- [Aufgabenstellung]: Gib bitte aus dem Textauszug über Abhebungsverzögerungen in Südkorea den Abschnitt von „Südkorea schreibt einheitliche“ bis einschließlich „Flexibilität der Börsen.“ wortgetreu wieder.

- [Textauszug]:
○ ○ ○

Südkorea schreibt einheitliche Abhebungsverzögerungen vor, um Kryptobetrug zu verhindern
Südkoreanische Behörden haben den Börsen die Möglichkeit genommen, eigenständig über Abhebungsverzögerungen zu entscheiden. Alle Börsen müssen nun einheitliche Verzögerungsregeln für Abhebungen umsetzen, die darauf abzielen, Phishing-Betrügereien zu verhindern. Phishing-Angriffe täuschen Benutzer, indem sie vorgeben, legitime Plattformen oder Kontakte zu sein, und verleiten sie dazu, Krypto an Betrüger zu schicken. Durch standardisierte Verzögerungen bei Kryptoabhebungen geben Regulatoren den Opfern ein Zeitfenster, um betrügerische Anfragen zu stornieren, bevor sie abgeschlossen werden. Dies stellt eine Verschiebung hin zu stärkeren Betrugschutzmaßnahmen in Südkorea dar, einem der größten Kryptomärkte der Welt. Der Schritt priorisiert den Verbraucherschutz vor der Flexibilität der Börsen.

○ ○ ○

- [Gezeigtes Material]:
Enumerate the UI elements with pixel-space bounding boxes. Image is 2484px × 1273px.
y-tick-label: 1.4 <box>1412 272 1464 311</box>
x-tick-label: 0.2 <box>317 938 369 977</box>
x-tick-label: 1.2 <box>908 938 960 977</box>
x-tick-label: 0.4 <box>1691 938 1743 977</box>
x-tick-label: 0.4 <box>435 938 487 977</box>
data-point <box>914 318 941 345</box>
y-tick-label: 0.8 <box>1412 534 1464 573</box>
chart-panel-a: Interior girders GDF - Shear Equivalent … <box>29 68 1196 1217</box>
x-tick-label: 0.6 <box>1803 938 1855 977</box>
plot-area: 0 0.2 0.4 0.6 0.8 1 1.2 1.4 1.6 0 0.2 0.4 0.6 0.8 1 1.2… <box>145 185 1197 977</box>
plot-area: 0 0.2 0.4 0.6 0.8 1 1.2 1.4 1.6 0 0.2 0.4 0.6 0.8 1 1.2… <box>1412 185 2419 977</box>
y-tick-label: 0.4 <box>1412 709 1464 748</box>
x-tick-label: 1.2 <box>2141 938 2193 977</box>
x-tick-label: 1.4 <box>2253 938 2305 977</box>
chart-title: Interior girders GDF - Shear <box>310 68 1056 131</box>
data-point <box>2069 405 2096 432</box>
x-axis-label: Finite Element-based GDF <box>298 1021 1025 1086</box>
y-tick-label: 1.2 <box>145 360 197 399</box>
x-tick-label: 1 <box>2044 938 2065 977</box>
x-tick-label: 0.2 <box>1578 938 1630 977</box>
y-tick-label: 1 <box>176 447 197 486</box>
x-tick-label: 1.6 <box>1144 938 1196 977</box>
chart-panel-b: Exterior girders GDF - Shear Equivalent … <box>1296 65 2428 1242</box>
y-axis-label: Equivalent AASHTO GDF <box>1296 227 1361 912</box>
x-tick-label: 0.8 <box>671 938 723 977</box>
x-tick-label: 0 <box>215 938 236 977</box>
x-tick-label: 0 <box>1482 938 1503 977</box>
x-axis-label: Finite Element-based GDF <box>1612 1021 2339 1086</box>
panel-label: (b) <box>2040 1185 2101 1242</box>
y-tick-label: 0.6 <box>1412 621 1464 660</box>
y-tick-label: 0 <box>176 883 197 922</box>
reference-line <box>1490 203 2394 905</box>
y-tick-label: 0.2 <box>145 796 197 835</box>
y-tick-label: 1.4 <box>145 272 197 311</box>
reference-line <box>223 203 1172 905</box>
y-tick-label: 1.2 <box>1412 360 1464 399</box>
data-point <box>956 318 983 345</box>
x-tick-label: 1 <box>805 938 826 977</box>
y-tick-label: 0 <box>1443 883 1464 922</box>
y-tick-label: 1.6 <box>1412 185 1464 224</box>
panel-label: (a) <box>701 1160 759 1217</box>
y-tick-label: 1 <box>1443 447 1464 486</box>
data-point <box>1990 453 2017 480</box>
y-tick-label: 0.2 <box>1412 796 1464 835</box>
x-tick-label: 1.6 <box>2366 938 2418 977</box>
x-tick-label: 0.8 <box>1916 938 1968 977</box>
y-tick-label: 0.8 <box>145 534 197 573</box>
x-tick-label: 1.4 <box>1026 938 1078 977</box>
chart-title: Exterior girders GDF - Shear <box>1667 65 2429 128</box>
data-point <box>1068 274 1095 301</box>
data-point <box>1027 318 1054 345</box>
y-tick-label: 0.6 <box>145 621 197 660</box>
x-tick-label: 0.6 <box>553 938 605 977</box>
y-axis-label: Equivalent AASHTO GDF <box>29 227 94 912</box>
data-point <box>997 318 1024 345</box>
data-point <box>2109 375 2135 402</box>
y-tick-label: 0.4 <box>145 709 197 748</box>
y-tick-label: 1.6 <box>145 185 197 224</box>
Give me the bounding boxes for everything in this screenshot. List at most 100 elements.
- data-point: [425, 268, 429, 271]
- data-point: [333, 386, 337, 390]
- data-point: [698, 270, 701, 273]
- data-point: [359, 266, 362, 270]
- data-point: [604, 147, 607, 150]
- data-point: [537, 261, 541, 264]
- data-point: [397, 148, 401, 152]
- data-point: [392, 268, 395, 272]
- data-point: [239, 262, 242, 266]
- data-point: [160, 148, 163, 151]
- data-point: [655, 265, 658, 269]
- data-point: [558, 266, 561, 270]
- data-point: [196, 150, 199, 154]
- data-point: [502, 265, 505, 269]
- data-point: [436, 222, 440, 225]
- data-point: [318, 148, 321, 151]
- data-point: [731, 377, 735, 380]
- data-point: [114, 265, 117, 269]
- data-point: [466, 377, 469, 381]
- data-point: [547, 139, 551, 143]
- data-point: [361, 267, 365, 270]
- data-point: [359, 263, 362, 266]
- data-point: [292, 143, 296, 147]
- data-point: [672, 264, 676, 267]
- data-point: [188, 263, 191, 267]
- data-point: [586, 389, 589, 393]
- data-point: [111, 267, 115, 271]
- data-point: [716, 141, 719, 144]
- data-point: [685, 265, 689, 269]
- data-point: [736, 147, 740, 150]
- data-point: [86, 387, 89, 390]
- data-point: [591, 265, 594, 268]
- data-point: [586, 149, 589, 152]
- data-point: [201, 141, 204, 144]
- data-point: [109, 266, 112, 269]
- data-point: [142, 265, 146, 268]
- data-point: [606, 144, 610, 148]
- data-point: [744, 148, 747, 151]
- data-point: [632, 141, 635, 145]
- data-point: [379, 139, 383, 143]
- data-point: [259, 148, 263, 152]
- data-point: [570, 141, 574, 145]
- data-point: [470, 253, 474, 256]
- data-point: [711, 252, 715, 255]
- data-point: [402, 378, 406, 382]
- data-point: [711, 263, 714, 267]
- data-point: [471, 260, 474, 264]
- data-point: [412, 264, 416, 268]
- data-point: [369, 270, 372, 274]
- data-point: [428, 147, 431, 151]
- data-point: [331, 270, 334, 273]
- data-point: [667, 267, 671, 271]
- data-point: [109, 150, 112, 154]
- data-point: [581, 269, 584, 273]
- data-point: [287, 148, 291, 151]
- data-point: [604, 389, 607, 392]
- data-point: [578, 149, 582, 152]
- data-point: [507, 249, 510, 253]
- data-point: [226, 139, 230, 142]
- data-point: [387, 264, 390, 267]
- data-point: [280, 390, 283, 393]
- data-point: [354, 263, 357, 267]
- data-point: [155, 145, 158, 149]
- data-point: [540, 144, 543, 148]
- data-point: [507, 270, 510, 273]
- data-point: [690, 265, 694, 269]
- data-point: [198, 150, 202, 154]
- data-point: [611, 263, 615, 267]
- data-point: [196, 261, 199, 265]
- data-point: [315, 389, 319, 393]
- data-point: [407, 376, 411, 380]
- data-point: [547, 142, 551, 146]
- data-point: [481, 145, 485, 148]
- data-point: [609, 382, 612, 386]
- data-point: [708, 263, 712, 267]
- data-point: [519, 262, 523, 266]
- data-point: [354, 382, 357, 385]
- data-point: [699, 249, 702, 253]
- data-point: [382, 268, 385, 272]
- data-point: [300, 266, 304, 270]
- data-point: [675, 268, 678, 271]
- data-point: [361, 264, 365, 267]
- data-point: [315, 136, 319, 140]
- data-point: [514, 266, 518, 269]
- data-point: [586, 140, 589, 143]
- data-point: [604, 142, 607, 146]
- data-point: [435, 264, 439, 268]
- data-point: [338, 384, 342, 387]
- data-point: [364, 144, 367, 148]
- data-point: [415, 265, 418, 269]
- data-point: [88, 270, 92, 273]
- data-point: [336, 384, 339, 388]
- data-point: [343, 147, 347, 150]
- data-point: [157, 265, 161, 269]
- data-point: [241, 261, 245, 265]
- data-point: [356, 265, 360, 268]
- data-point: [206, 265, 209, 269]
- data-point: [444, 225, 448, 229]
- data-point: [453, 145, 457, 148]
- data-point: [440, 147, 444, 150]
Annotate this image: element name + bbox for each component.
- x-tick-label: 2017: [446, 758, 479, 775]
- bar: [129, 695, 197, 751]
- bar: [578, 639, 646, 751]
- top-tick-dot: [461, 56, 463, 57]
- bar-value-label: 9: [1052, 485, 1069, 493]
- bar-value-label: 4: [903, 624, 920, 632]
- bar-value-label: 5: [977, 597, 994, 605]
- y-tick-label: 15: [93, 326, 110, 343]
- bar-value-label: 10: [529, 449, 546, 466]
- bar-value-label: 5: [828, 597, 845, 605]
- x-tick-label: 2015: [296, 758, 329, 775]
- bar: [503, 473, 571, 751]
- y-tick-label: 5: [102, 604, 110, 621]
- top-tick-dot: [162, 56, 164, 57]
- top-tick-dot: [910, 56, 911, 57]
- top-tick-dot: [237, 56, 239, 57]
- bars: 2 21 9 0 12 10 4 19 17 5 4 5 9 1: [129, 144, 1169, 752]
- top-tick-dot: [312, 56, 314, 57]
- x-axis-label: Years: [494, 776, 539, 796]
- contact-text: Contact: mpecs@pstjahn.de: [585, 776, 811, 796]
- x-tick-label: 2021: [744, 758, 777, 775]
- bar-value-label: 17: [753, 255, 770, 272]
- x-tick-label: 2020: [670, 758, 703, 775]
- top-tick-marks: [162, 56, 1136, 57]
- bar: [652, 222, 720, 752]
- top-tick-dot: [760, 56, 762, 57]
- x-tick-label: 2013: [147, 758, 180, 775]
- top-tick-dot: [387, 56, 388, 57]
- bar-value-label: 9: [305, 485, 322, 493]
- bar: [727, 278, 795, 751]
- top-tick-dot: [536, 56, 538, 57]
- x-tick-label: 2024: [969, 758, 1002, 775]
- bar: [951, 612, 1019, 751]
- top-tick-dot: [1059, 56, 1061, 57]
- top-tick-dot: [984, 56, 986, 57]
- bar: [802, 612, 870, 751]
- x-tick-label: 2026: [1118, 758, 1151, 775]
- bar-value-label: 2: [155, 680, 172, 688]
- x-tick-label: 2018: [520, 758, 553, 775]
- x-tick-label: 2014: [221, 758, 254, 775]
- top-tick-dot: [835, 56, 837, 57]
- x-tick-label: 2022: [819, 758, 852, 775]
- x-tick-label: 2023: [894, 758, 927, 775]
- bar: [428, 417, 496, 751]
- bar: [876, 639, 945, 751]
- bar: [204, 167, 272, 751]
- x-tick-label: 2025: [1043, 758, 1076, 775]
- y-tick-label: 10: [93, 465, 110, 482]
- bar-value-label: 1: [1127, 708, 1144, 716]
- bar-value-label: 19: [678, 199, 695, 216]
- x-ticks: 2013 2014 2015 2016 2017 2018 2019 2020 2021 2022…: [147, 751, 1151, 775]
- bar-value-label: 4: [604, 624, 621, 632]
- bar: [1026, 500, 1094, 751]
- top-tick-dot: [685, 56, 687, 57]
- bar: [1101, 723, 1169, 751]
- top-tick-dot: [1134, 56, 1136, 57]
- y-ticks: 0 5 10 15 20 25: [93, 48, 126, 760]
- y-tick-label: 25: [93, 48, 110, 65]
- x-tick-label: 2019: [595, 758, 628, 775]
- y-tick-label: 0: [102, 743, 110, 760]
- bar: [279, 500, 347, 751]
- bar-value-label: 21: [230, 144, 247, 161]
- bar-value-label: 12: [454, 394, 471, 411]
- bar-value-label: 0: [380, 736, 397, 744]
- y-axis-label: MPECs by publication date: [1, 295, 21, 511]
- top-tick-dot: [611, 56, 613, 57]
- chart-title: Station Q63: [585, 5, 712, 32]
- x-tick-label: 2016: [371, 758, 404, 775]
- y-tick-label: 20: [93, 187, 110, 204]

○ ○ ○

- [Ergebnis der Aufgabe]:
Südkorea schreibt einheitliche Abhebungsverzögerungen vor, um Kryptobetrug zu verhindern
Südkoreanische Behörden haben den Börsen die Möglichkeit genommen, eigenständig über Abhebungsverzögerungen zu entscheiden. Alle Börsen müssen nun einheitliche Verzögerungsregeln für Abhebungen umsetzen, die darauf abzielen, Phishing-Betrügereien zu verhindern. Phishing-Angriffe täuschen Benutzer, indem sie vorgeben, legitime Plattformen oder Kontakte zu sein, und verleiten sie dazu, Krypto an Betrüger zu schicken. Durch standardisierte Verzögerungen bei Kryptoabhebungen geben Regulatoren den Opfern ein Zeitfenster, um betrügerische Anfragen zu stornieren, bevor sie abgeschlossen werden. Dies stellt eine Verschiebung hin zu stärkeren Betrugschutzmaßnahmen in Südkorea dar, einem der größten Kryptomärkte der Welt. Der Schritt priorisiert den Verbraucherschutz vor der Flexibilität der Börsen.